:: Page extract ::
Corporate IT organizations, increasingly faced with demands to retain and process vast amounts of data, have recognized the importance of Hadoop. Many organizations, including IBM, are providing Hadoop toolsets for corporate computing users to solve various problems that are difficult or costly to solve by using traditional techniques.
Hadoop on the mainframe
Hadoop evolved in commodity environments, so the implementation of Hadoop in a highly virtualized environment like the System z mainframe poses some challenges:
- Cluster nodes: In Hadoop terminology, a cluster node refers to a physical server that is connected to a Internet Protocol network. Hadoop servers are typically “dense”, that is, they are composed of many processor cores, much memory, and multiple hard disk drives (HDDs). A typical configuration for a commodity Hadoop “node” might be a system with two six-core processors (for a total of 12 cores) and 12 HDDs along with 128 GB of memory. In the context of the mainframe environment, a Hadoop “node” is typically a virtual machine running the Linux operating system inside an IBM z/VM® instance. The assignment of resources such as memory, processor cores, and HDDs to each virtual machine is done by the z/VM administrator. Because the BigInsights software is licensed “per node”, it is advantageous on the mainframe from a cost standpoint to have a relatively smaller number of nodes where each node has many cores, and many disk and memory resources that are assigned.
:::
> **To-do list**:
a. In one to three sentences, explain why the Hadoop excerpt says it is cheaper on the mainframe to use fewer nodes, each given many cores, disks and memory.
b. According to the Hadoop excerpt, who assigns memory, processor cores and HDDs to each virtual machine in the mainframe environment?
c. Decide whether each statement agrees with the Hadoop excerpt. Answer yes or no for each, and quote the words from the excerpt that settle it.
(i) A typical commodity Hadoop node might have 12 HDDs and 128 GB of memory.
(ii) On the mainframe, a Hadoop node is typically a physical server.
(iii) BigInsights is licensed per processor core.
:: Listed records ::
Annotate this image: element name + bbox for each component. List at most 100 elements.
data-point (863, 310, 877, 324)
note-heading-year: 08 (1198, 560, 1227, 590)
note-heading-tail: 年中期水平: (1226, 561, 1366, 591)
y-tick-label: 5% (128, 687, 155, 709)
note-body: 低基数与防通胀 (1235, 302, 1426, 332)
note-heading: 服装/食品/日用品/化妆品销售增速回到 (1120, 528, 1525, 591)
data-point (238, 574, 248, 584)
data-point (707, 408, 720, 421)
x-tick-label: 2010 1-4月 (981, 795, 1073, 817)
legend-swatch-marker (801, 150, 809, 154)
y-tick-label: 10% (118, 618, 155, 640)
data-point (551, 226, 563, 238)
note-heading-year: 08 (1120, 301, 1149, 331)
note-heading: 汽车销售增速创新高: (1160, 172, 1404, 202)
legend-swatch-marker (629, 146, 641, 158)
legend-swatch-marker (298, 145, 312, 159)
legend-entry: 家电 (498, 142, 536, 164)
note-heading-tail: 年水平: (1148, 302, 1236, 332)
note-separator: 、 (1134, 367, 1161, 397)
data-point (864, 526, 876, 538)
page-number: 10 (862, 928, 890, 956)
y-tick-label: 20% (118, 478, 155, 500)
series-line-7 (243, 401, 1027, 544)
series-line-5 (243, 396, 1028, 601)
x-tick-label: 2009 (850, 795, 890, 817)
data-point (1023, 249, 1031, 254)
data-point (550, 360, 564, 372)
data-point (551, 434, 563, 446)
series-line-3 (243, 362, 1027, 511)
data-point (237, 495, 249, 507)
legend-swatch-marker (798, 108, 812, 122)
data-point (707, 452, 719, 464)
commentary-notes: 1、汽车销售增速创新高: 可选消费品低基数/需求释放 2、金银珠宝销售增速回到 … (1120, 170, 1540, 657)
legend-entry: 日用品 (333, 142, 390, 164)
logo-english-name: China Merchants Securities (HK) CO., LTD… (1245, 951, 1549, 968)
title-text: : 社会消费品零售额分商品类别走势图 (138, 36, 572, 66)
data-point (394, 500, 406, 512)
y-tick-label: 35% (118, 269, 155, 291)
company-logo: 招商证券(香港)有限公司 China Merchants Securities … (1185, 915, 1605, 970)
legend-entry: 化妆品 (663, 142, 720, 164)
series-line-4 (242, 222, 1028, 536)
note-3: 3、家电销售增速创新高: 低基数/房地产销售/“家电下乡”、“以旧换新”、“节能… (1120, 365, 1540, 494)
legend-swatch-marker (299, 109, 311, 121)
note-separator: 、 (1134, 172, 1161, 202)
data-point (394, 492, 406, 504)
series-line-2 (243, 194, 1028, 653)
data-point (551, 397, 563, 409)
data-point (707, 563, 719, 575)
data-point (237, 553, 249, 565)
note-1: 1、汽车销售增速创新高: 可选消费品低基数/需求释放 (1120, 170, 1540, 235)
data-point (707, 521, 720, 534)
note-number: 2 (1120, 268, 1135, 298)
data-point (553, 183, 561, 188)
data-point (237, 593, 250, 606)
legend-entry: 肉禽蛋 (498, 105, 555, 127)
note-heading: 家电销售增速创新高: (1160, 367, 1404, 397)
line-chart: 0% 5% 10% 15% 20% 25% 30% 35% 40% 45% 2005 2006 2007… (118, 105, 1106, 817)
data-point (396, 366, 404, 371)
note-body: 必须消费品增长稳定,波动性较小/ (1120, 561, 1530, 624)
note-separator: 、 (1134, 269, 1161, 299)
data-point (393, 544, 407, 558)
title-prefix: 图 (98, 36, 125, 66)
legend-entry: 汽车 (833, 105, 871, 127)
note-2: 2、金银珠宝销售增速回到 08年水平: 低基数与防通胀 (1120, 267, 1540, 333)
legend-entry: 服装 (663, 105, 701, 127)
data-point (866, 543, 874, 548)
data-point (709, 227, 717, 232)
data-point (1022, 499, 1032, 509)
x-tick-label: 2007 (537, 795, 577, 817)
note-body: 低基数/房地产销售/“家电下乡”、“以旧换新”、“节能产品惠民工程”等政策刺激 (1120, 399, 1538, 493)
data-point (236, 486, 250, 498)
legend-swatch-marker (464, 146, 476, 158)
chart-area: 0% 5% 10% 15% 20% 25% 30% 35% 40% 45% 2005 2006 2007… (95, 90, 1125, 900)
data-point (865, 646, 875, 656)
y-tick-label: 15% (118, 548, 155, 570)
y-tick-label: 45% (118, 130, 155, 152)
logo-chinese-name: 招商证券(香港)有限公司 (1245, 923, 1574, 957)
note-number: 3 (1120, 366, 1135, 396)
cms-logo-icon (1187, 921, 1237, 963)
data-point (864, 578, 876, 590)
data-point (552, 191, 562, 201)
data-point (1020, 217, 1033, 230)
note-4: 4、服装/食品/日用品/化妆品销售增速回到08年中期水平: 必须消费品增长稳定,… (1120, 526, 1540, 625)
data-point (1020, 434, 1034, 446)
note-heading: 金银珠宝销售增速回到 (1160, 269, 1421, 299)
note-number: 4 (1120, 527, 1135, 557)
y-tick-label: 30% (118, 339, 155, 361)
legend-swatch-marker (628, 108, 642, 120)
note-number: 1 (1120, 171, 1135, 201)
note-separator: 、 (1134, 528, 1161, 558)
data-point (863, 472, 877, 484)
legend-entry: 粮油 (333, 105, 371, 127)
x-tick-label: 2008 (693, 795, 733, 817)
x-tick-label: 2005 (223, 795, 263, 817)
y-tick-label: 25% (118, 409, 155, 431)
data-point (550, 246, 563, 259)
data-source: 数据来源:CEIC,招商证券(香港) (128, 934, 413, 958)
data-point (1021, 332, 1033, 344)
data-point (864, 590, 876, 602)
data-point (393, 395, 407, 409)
:::
> **Full solutions**:
a. The BigInsights software is licensed per node. Using fewer nodes that each hold many cores, disks and memory therefore lowers the licensing cost on the mainframe.

b. The z/VM administrator.

c.
(i) Yes: "12 HDDs along with 128 GB of memory"
(ii) No: "a Hadoop “node” is typically a virtual machine running the Linux operating system inside an IBM z/VM® instance"
(iii) No: "the BigInsights software is licensed “per node”"